▸ **WORK REQUEST**
Quote the entries word for word. Omit the pictures.

START RECORDS

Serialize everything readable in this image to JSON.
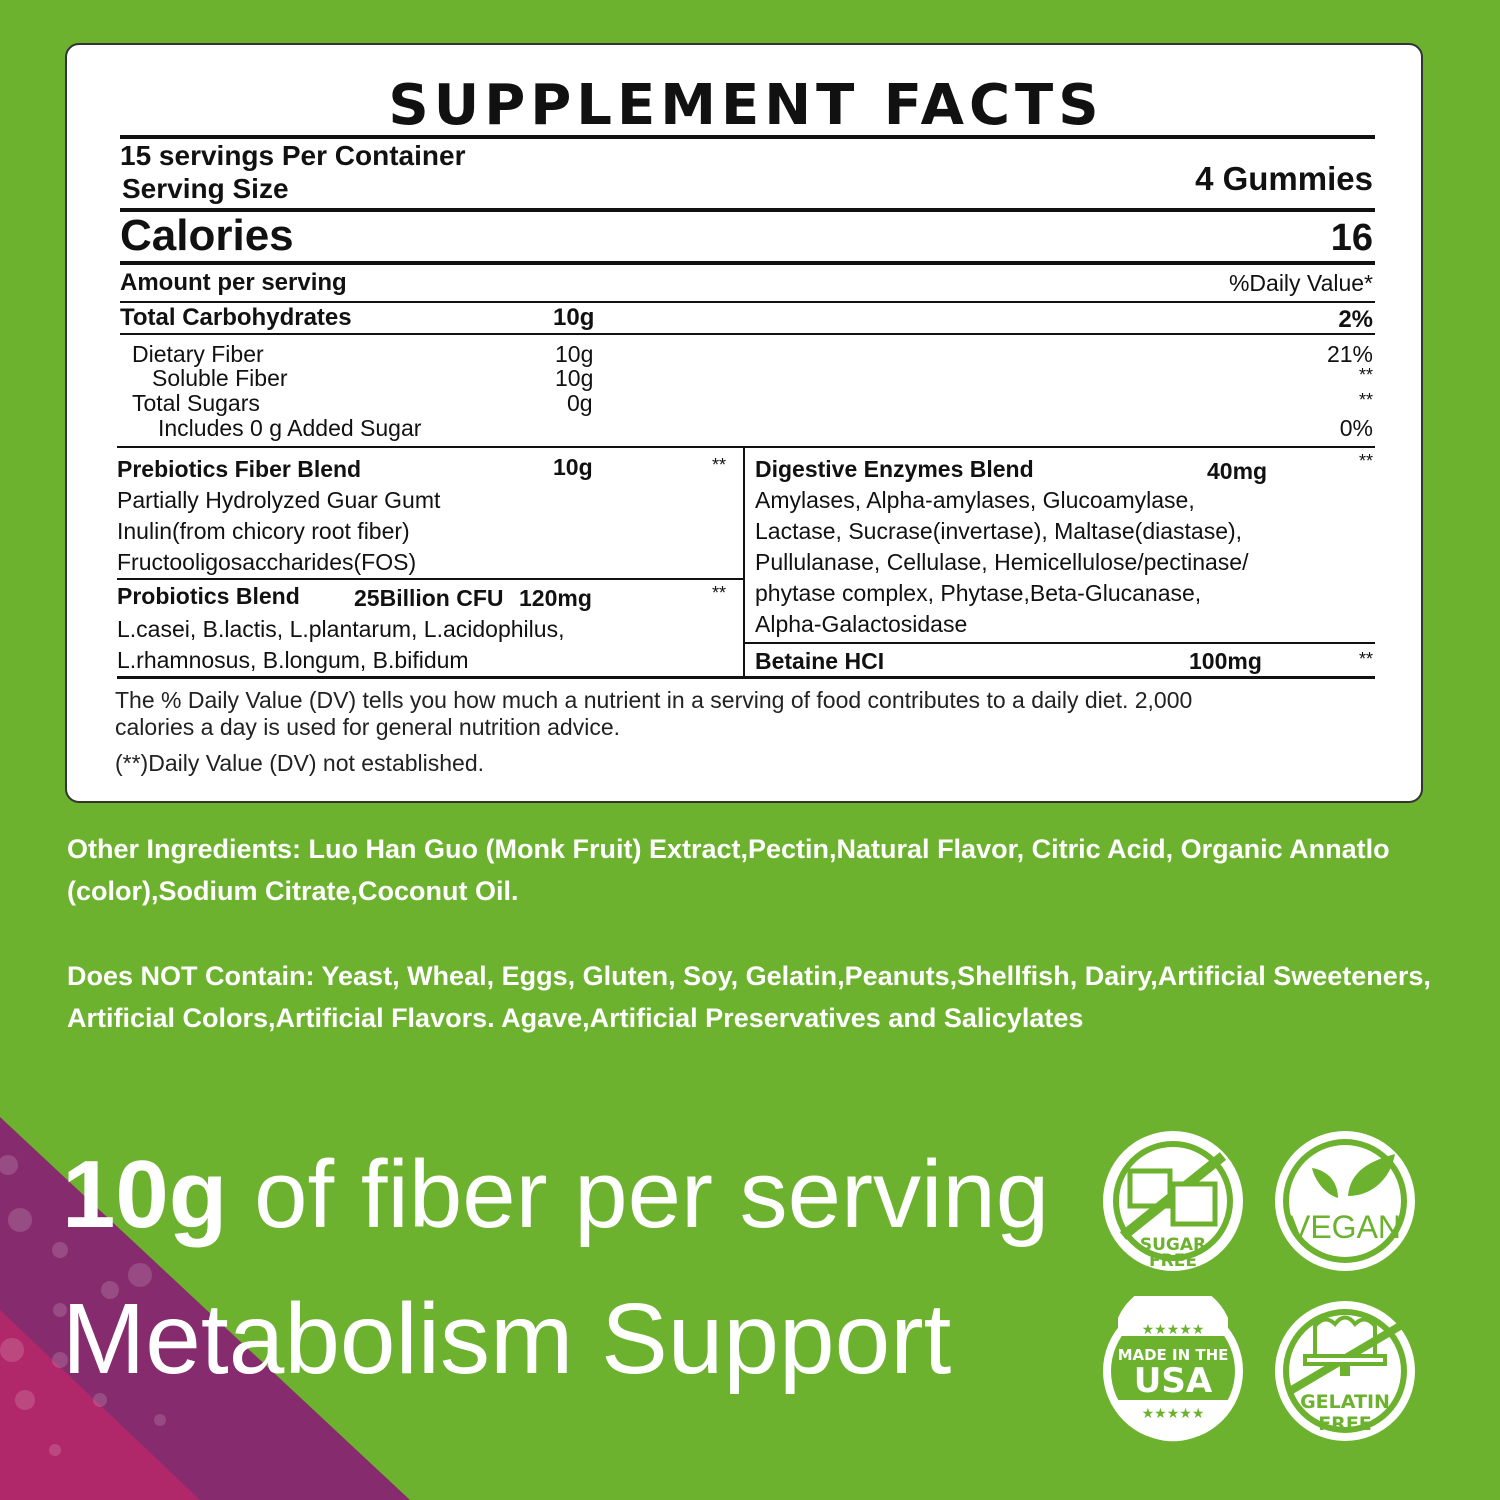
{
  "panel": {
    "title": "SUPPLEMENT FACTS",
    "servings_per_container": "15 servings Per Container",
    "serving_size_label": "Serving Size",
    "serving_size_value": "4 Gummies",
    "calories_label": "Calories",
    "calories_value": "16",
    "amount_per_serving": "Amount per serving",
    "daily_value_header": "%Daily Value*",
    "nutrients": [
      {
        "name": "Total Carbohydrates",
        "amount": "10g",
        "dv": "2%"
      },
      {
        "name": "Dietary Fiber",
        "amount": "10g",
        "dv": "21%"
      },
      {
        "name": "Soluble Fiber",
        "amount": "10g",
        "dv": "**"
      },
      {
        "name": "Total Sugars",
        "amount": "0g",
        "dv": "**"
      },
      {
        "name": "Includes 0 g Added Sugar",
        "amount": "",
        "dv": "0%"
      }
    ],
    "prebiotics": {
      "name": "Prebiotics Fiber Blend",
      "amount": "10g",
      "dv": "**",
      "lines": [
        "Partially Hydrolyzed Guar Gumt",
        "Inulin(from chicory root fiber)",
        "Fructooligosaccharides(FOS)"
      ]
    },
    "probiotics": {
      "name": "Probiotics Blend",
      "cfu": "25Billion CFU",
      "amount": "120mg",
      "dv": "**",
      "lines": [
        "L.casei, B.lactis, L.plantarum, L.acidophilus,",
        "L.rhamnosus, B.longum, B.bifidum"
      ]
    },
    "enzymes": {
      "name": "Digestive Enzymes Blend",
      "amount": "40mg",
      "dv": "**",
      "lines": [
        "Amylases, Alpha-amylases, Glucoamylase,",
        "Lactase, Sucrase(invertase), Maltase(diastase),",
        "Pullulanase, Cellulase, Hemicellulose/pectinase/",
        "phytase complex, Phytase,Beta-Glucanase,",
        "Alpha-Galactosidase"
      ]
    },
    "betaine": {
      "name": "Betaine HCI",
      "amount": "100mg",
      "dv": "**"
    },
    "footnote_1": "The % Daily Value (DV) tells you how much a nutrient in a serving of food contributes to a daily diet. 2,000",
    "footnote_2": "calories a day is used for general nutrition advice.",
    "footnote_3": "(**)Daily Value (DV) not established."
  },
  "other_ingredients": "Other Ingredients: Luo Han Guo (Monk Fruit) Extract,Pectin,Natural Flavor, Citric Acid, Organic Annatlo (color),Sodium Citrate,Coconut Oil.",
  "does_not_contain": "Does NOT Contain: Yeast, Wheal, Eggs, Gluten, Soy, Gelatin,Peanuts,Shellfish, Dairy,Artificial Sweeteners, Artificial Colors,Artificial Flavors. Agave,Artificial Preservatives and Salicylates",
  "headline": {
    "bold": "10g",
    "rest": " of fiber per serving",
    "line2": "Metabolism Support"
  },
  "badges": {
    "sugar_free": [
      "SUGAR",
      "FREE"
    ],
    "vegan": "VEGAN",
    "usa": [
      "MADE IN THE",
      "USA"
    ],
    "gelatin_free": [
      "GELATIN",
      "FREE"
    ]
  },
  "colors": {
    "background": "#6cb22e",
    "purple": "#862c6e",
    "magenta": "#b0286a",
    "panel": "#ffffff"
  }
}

END RECORDS

▸ **EXERCISE ANSWER**
Serialize everything readable in this image to JSON.
{
  "panel": {
    "title": "SUPPLEMENT FACTS",
    "servings_per_container": "15 servings Per Container",
    "serving_size_label": "Serving Size",
    "serving_size_value": "4 Gummies",
    "calories_label": "Calories",
    "calories_value": "16",
    "amount_per_serving": "Amount per serving",
    "daily_value_header": "%Daily Value*",
    "nutrients": [
      {
        "name": "Total Carbohydrates",
        "amount": "10g",
        "dv": "2%"
      },
      {
        "name": "Dietary Fiber",
        "amount": "10g",
        "dv": "21%"
      },
      {
        "name": "Soluble Fiber",
        "amount": "10g",
        "dv": "**"
      },
      {
        "name": "Total Sugars",
        "amount": "0g",
        "dv": "**"
      },
      {
        "name": "Includes 0 g Added Sugar",
        "amount": "",
        "dv": "0%"
      }
    ],
    "prebiotics": {
      "name": "Prebiotics Fiber Blend",
      "amount": "10g",
      "dv": "**",
      "lines": [
        "Partially Hydrolyzed Guar Gumt",
        "Inulin(from chicory root fiber)",
        "Fructooligosaccharides(FOS)"
      ]
    },
    "probiotics": {
      "name": "Probiotics Blend",
      "cfu": "25Billion CFU",
      "amount": "120mg",
      "dv": "**",
      "lines": [
        "L.casei, B.lactis, L.plantarum, L.acidophilus,",
        "L.rhamnosus, B.longum, B.bifidum"
      ]
    },
    "enzymes": {
      "name": "Digestive Enzymes Blend",
      "amount": "40mg",
      "dv": "**",
      "lines": [
        "Amylases, Alpha-amylases, Glucoamylase,",
        "Lactase, Sucrase(invertase), Maltase(diastase),",
        "Pullulanase, Cellulase, Hemicellulose/pectinase/",
        "phytase complex, Phytase,Beta-Glucanase,",
        "Alpha-Galactosidase"
      ]
    },
    "betaine": {
      "name": "Betaine HCI",
      "amount": "100mg",
      "dv": "**"
    },
    "footnote_1": "The % Daily Value (DV) tells you how much a nutrient in a serving of food contributes to a daily diet. 2,000",
    "footnote_2": "calories a day is used for general nutrition advice.",
    "footnote_3": "(**)Daily Value (DV) not established."
  },
  "other_ingredients": "Other Ingredients: Luo Han Guo (Monk Fruit) Extract,Pectin,Natural Flavor, Citric Acid, Organic Annatlo (color),Sodium Citrate,Coconut Oil.",
  "does_not_contain": "Does NOT Contain: Yeast, Wheal, Eggs, Gluten, Soy, Gelatin,Peanuts,Shellfish, Dairy,Artificial Sweeteners, Artificial Colors,Artificial Flavors. Agave,Artificial Preservatives and Salicylates",
  "headline": {
    "bold": "10g",
    "rest": " of fiber per serving",
    "line2": "Metabolism Support"
  },
  "badges": {
    "sugar_free": [
      "SUGAR",
      "FREE"
    ],
    "vegan": "VEGAN",
    "usa": [
      "MADE IN THE",
      "USA"
    ],
    "gelatin_free": [
      "GELATIN",
      "FREE"
    ]
  },
  "colors": {
    "background": "#6cb22e",
    "purple": "#862c6e",
    "magenta": "#b0286a",
    "panel": "#ffffff"
  }
}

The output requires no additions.